- [Passage provided]
# # # # # # #
Christian communities who were seeking to recognize each other as Church would find this recognition in the discovery of a common faith or creed, a common episcopal structure of a single bishop surrounded by a group of presbyters (priests) and deacons, and most importantly by a common focus on the celebration of the Eucharist, presided over by the bishop himself. The Church, in her various communities, knew a common confession, a common hierarchical structure, and a consumation in the common Eucharist, echoing the words of St. Paul to the Corinthians "You are all one body because you share in one body".
To be sure, as time progressed, the faith and creed was increasingly defended and thus elaborately defined, and the episcopal structure gained more centralization as the ranks of Christianity grew, but the Church continued to come together to celebrate the Eucharist and it did so in a manner conscious of these same three marks of self-recognition (elaborated and sometimes complicated as they might have become). Of course, this uniformity was not absolute. There were variations in liturgy and creedal expression and church leadership, but these were variations on a common theme; not a variation of opposite themes. For Christians whose Scriptures promised that the Spirit of God would lead the Church in all truth, the Church being itself the very "pillar and foundation of truth", as St. Paul wrote, this unity would not have been - and should not be - surprising.
But what of today? It is easy to see how these three marks of the Church’s life can be so easily divisive among Christians today. Christian creed is incredibly varied. Many Christians no longer know anything of bishops. And many Christians do not hold to the traditional teaching and celebrations of the Eucharist. The life of the Spirit in the history of the Church has shown that true unity must be something more than a bare minimum of doctrinal agreement. Reinhold Niebuhr was right in preaching against "cheap grace", one must also be wary of settling for "cheap unity", all the while praying and working for true unity intensively.
# # # # # # #
- [Data lines]
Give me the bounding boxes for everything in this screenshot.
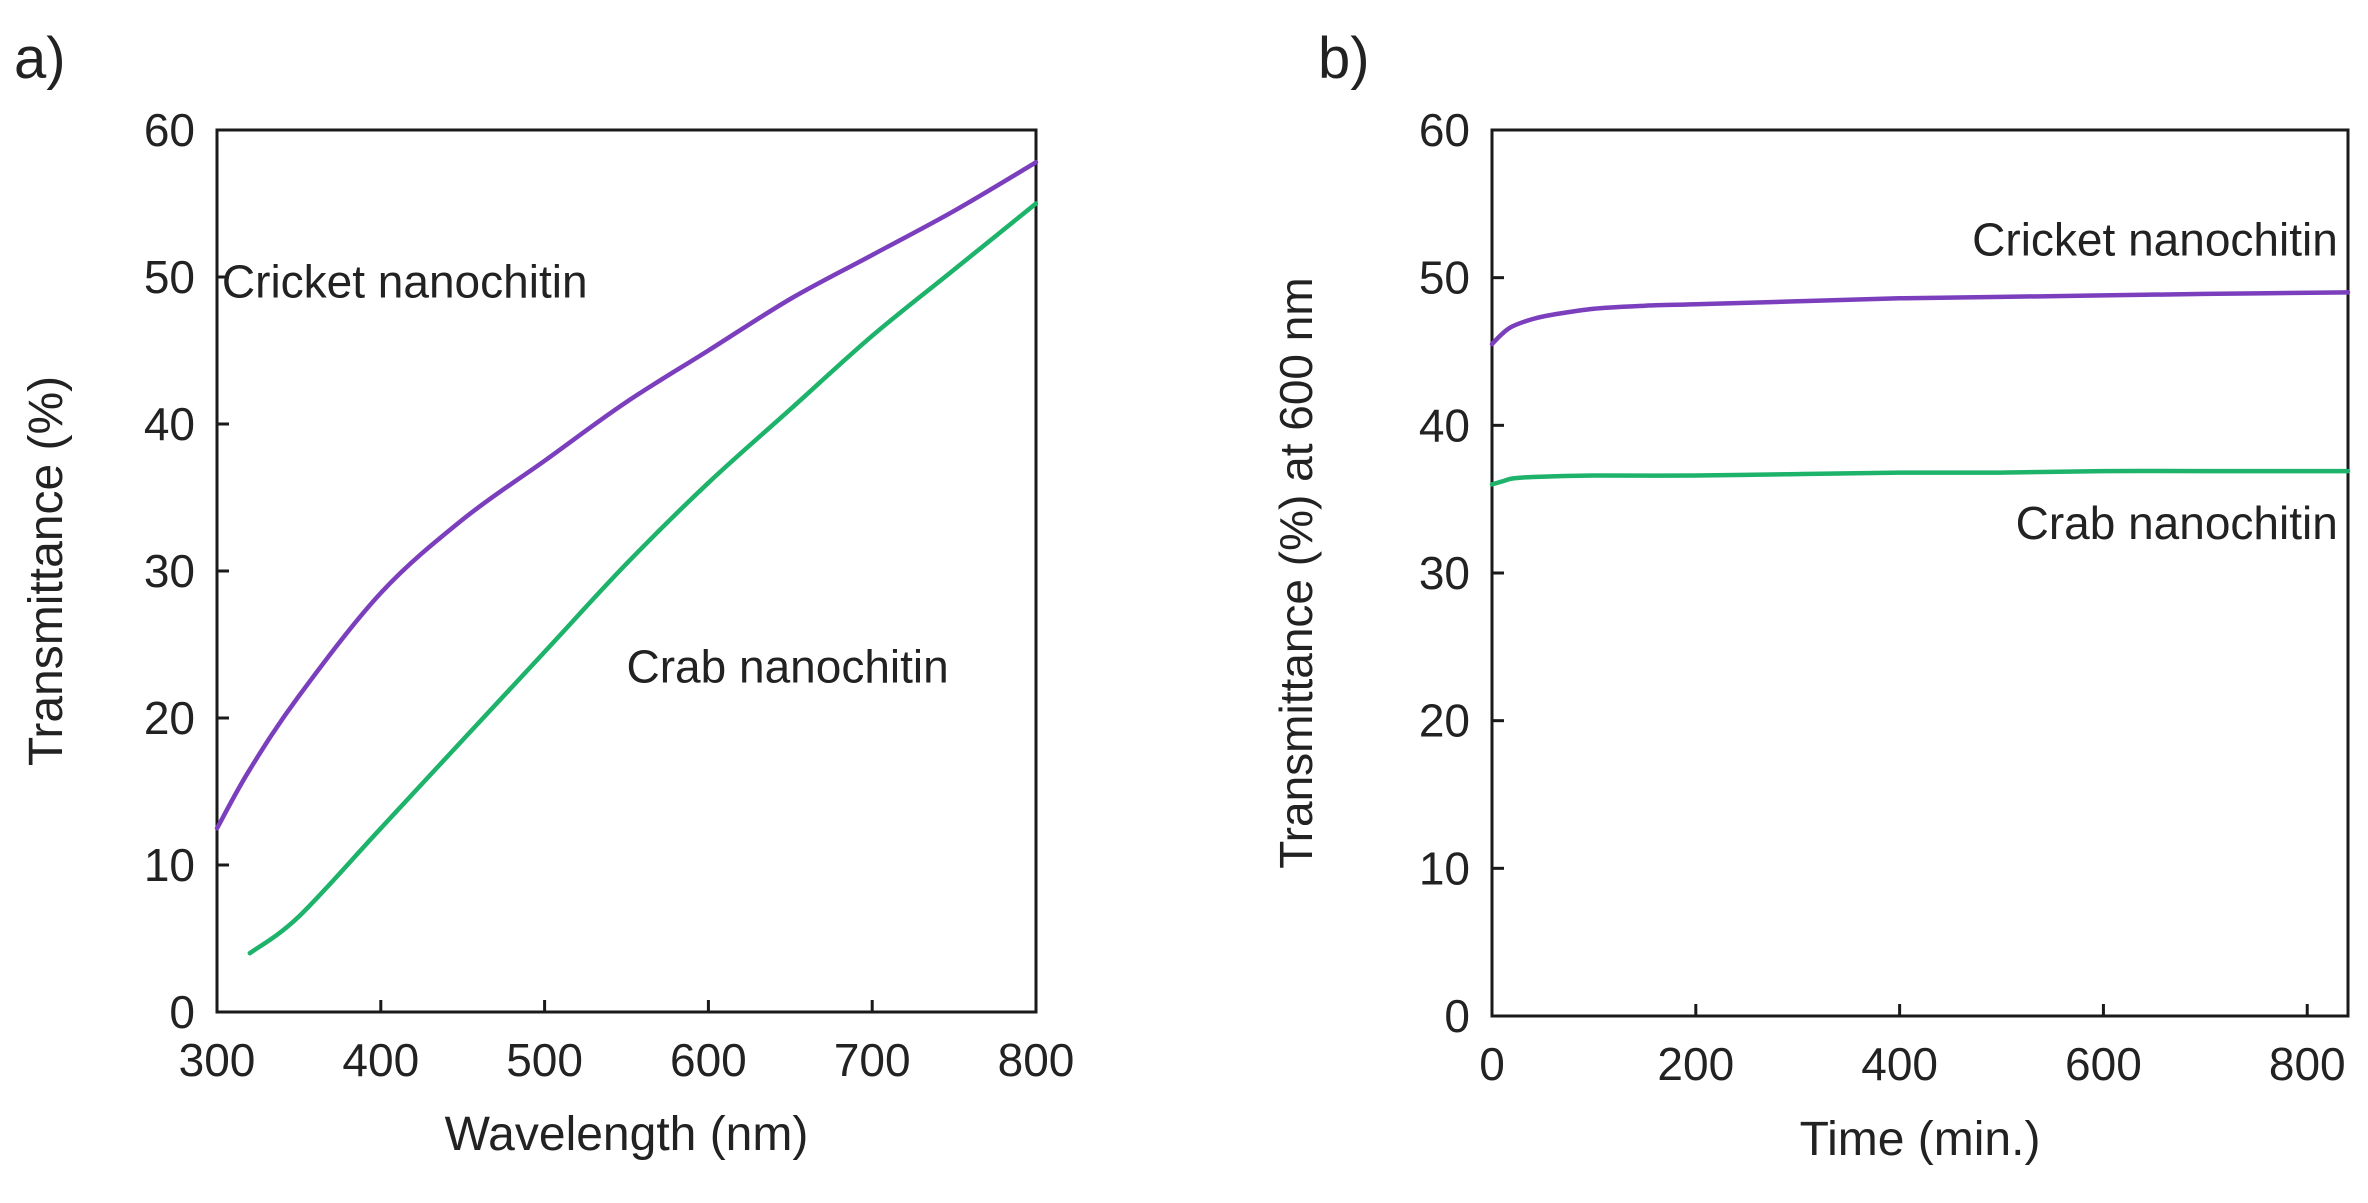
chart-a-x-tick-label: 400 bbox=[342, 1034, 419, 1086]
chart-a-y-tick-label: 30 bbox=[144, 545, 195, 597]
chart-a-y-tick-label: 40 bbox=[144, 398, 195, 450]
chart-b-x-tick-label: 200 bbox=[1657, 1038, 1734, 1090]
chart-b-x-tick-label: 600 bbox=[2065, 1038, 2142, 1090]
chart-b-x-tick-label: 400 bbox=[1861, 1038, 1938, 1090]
# # # # # # #
- [Instructions to follow]
Pick up the passage on Church unity after its final sentence and continue writing it. The material here comes from a source separate from the passage on Church unity.

- [Answer below]
In the light of these criteria, it is easier to see why ecumenism and unity is a difficult topic for Orthodox and Catholic traditions.  Both of these communities claim to have adhered to these marks (in varying ways of course), and thus are looking for other Christians to adhere to them as well in the same way (for example:  The creed must be the Orthodox creed, or the Eucharist must be under the Catholic understanding of transubstantiation).  For orthodox Protestant Christians, these demands are impossible, and for liberal-minded Christians, they just might seem irrelevent.

However, Christianity without history is somewhat of a gnostic Christianity.  It is a Body of Christ that actually has no visible body, no story to be studied.  The Psalmist calls out to the "God of our fathers", the one who has been Israel's refuge "from generation to generation".  Who are our Fathers?  And what have they to say?  We cannot follow the God of the Bible without finding out.